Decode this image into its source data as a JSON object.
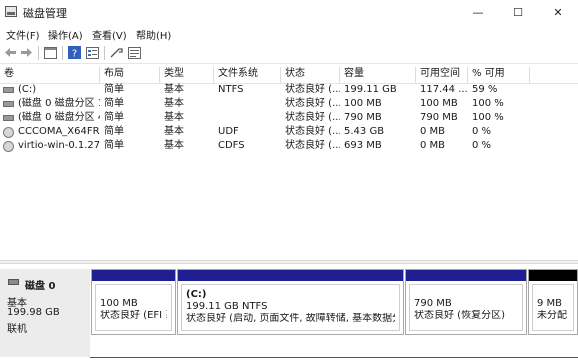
{
  "window": {
    "title": "磁盘管理",
    "minimize": "—",
    "maximize": "☐",
    "close": "✕"
  },
  "menu": [
    "文件(F)",
    "操作(A)",
    "查看(V)",
    "帮助(H)"
  ],
  "columns": [
    "卷",
    "布局",
    "类型",
    "文件系统",
    "状态",
    "容量",
    "可用空间",
    "% 可用"
  ],
  "volumes": [
    {
      "name": "(C:)",
      "layout": "简单",
      "type": "基本",
      "fs": "NTFS",
      "status": "状态良好 (...",
      "capacity": "199.11 GB",
      "free": "117.44 ...",
      "pct": "59 %",
      "icon": "drive-icon"
    },
    {
      "name": "(磁盘 0 磁盘分区 1)",
      "layout": "简单",
      "type": "基本",
      "fs": "",
      "status": "状态良好 (...",
      "capacity": "100 MB",
      "free": "100 MB",
      "pct": "100 %",
      "icon": "drive-icon"
    },
    {
      "name": "(磁盘 0 磁盘分区 4)",
      "layout": "简单",
      "type": "基本",
      "fs": "",
      "status": "状态良好 (...",
      "capacity": "790 MB",
      "free": "790 MB",
      "pct": "100 %",
      "icon": "drive-icon"
    },
    {
      "name": "CCCOMA_X64FR...",
      "layout": "简单",
      "type": "基本",
      "fs": "UDF",
      "status": "状态良好 (...",
      "capacity": "5.43 GB",
      "free": "0 MB",
      "pct": "0 %",
      "icon": "cd-icon"
    },
    {
      "name": "virtio-win-0.1.27...",
      "layout": "简单",
      "type": "基本",
      "fs": "CDFS",
      "status": "状态良好 (...",
      "capacity": "693 MB",
      "free": "0 MB",
      "pct": "0 %",
      "icon": "cd-icon"
    }
  ],
  "disk": {
    "name": "磁盘 0",
    "type": "基本",
    "size": "199.98 GB",
    "state": "联机"
  },
  "partitions": [
    {
      "line1": "100 MB",
      "line2": "状态良好 (EFI 系统分区)",
      "bar": "#1f1f8f"
    },
    {
      "title": "(C:)",
      "line1": "199.11 GB NTFS",
      "line2": "状态良好 (启动, 页面文件, 故障转储, 基本数据分区)",
      "bar": "#1f1f8f"
    },
    {
      "line1": "790 MB",
      "line2": "状态良好 (恢复分区)",
      "bar": "#1f1f8f"
    },
    {
      "line1": "9 MB",
      "line2": "未分配",
      "bar": "#000000"
    }
  ]
}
= = = = = = =
Repeat the lines above exactly, and keep every picture out.

● **Task solution**:
Decode this image into its source data as a JSON object.
{
  "window": {
    "title": "磁盘管理",
    "minimize": "—",
    "maximize": "☐",
    "close": "✕"
  },
  "menu": [
    "文件(F)",
    "操作(A)",
    "查看(V)",
    "帮助(H)"
  ],
  "columns": [
    "卷",
    "布局",
    "类型",
    "文件系统",
    "状态",
    "容量",
    "可用空间",
    "% 可用"
  ],
  "volumes": [
    {
      "name": "(C:)",
      "layout": "简单",
      "type": "基本",
      "fs": "NTFS",
      "status": "状态良好 (...",
      "capacity": "199.11 GB",
      "free": "117.44 ...",
      "pct": "59 %",
      "icon": "drive-icon"
    },
    {
      "name": "(磁盘 0 磁盘分区 1)",
      "layout": "简单",
      "type": "基本",
      "fs": "",
      "status": "状态良好 (...",
      "capacity": "100 MB",
      "free": "100 MB",
      "pct": "100 %",
      "icon": "drive-icon"
    },
    {
      "name": "(磁盘 0 磁盘分区 4)",
      "layout": "简单",
      "type": "基本",
      "fs": "",
      "status": "状态良好 (...",
      "capacity": "790 MB",
      "free": "790 MB",
      "pct": "100 %",
      "icon": "drive-icon"
    },
    {
      "name": "CCCOMA_X64FR...",
      "layout": "简单",
      "type": "基本",
      "fs": "UDF",
      "status": "状态良好 (...",
      "capacity": "5.43 GB",
      "free": "0 MB",
      "pct": "0 %",
      "icon": "cd-icon"
    },
    {
      "name": "virtio-win-0.1.27...",
      "layout": "简单",
      "type": "基本",
      "fs": "CDFS",
      "status": "状态良好 (...",
      "capacity": "693 MB",
      "free": "0 MB",
      "pct": "0 %",
      "icon": "cd-icon"
    }
  ],
  "disk": {
    "name": "磁盘 0",
    "type": "基本",
    "size": "199.98 GB",
    "state": "联机"
  },
  "partitions": [
    {
      "line1": "100 MB",
      "line2": "状态良好 (EFI 系统分区)",
      "bar": "#1f1f8f"
    },
    {
      "title": "(C:)",
      "line1": "199.11 GB NTFS",
      "line2": "状态良好 (启动, 页面文件, 故障转储, 基本数据分区)",
      "bar": "#1f1f8f"
    },
    {
      "line1": "790 MB",
      "line2": "状态良好 (恢复分区)",
      "bar": "#1f1f8f"
    },
    {
      "line1": "9 MB",
      "line2": "未分配",
      "bar": "#000000"
    }
  ]
}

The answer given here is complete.